** Start DATA RECORDS **
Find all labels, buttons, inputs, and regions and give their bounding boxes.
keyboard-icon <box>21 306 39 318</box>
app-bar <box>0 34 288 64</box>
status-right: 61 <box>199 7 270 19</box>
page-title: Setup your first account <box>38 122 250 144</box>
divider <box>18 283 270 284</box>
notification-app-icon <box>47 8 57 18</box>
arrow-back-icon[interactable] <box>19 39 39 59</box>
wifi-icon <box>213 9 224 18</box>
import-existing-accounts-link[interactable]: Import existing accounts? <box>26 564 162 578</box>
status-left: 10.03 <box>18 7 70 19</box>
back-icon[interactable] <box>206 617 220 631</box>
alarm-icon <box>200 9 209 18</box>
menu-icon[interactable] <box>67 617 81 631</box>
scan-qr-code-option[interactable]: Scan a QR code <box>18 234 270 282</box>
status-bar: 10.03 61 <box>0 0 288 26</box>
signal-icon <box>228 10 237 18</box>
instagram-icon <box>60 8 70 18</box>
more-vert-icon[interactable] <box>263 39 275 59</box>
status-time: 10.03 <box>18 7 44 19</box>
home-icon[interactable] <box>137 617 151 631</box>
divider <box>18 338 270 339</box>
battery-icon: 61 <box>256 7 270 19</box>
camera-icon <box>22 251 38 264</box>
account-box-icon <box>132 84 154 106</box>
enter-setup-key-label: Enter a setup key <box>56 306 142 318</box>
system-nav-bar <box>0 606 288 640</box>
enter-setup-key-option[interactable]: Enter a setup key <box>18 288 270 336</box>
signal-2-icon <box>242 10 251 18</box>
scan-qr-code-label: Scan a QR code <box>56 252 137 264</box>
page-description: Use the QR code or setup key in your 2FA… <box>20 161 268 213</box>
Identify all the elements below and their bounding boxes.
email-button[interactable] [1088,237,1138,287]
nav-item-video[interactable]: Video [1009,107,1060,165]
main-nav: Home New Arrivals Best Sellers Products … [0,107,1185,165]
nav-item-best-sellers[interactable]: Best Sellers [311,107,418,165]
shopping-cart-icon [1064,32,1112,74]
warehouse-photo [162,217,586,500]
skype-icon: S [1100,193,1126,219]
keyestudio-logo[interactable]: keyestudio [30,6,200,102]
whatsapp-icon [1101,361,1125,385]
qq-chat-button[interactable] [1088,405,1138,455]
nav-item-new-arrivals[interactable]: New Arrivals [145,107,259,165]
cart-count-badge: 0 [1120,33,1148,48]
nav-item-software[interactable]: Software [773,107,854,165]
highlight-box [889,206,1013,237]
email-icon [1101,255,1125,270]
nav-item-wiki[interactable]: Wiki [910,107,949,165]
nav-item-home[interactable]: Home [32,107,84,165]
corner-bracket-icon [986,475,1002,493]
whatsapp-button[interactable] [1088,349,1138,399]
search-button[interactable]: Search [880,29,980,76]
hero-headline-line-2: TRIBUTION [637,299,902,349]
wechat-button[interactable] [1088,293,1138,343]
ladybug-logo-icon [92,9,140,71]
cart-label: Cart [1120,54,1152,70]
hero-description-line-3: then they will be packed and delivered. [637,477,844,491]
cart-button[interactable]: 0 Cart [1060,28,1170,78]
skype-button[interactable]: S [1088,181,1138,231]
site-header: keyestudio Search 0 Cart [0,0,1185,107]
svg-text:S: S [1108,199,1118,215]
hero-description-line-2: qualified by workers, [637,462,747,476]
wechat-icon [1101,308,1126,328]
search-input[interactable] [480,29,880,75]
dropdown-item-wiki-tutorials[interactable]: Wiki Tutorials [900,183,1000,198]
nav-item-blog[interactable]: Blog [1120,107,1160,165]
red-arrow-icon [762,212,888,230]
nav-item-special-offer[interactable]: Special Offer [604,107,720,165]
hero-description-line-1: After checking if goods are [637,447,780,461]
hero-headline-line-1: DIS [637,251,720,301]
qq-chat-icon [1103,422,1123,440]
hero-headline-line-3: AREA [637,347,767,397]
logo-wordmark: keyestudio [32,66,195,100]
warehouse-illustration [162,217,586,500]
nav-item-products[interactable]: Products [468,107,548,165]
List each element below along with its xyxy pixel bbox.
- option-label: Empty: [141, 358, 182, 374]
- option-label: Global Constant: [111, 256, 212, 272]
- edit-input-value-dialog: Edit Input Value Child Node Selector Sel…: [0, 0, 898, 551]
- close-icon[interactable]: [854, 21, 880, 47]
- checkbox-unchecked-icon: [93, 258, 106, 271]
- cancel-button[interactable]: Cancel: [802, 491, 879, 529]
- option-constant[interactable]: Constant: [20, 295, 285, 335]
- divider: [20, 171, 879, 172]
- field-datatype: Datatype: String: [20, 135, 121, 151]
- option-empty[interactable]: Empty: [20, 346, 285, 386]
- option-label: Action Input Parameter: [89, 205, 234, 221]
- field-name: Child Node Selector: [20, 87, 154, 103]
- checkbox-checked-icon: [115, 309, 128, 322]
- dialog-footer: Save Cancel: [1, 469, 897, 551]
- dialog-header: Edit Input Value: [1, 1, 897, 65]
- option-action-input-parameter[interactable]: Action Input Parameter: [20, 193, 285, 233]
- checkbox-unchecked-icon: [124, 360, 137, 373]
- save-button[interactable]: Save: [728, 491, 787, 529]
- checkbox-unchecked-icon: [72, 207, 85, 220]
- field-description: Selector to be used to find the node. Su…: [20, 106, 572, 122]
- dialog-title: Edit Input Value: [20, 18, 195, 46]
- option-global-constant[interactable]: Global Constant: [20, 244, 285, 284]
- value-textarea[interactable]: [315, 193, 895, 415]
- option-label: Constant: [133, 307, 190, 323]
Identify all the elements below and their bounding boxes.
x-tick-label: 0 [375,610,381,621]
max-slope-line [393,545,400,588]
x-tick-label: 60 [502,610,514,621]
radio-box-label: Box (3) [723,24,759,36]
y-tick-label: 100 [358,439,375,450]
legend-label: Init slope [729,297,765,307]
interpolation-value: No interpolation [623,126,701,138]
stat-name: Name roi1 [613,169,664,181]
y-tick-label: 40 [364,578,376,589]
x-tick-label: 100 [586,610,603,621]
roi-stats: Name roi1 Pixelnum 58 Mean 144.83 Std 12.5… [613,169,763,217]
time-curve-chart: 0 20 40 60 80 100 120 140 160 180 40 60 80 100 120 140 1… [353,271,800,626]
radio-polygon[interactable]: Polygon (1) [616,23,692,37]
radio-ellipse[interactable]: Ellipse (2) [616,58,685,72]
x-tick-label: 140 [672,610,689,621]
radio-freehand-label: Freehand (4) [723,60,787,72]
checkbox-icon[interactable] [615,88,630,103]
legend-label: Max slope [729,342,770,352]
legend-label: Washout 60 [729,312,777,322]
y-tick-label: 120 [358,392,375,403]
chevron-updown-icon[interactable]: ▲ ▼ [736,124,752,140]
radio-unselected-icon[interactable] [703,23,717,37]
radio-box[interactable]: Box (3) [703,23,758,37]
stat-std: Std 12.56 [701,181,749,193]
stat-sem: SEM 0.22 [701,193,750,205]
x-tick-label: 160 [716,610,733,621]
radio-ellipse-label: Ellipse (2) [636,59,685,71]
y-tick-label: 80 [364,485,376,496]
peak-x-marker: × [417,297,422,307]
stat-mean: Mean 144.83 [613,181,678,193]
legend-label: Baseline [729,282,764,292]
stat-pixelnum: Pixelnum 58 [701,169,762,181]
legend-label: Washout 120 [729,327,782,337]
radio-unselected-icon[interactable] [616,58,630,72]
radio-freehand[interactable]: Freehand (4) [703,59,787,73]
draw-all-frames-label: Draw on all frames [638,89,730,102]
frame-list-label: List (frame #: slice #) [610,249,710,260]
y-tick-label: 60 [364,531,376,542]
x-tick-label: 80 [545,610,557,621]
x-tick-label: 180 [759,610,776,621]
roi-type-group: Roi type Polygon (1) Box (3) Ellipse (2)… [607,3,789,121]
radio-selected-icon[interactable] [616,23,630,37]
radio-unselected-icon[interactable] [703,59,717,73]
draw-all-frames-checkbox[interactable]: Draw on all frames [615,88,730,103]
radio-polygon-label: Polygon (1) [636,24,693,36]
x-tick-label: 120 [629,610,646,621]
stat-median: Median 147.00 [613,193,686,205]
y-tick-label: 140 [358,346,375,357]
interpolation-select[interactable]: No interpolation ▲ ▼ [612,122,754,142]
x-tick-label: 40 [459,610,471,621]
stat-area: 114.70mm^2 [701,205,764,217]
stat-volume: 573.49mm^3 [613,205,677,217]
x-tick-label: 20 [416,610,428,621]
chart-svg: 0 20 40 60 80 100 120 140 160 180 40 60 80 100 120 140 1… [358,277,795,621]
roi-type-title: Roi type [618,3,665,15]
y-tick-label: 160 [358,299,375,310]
** End DATA RECORDS **
Return each line of the listing above that contains the string "Constant", with case significant.

- option-label: Global Constant: [111, 256, 212, 272]
- option-constant[interactable]: Constant: [20, 295, 285, 335]
- option-global-constant[interactable]: Global Constant: [20, 244, 285, 284]
- option-label: Constant: [133, 307, 190, 323]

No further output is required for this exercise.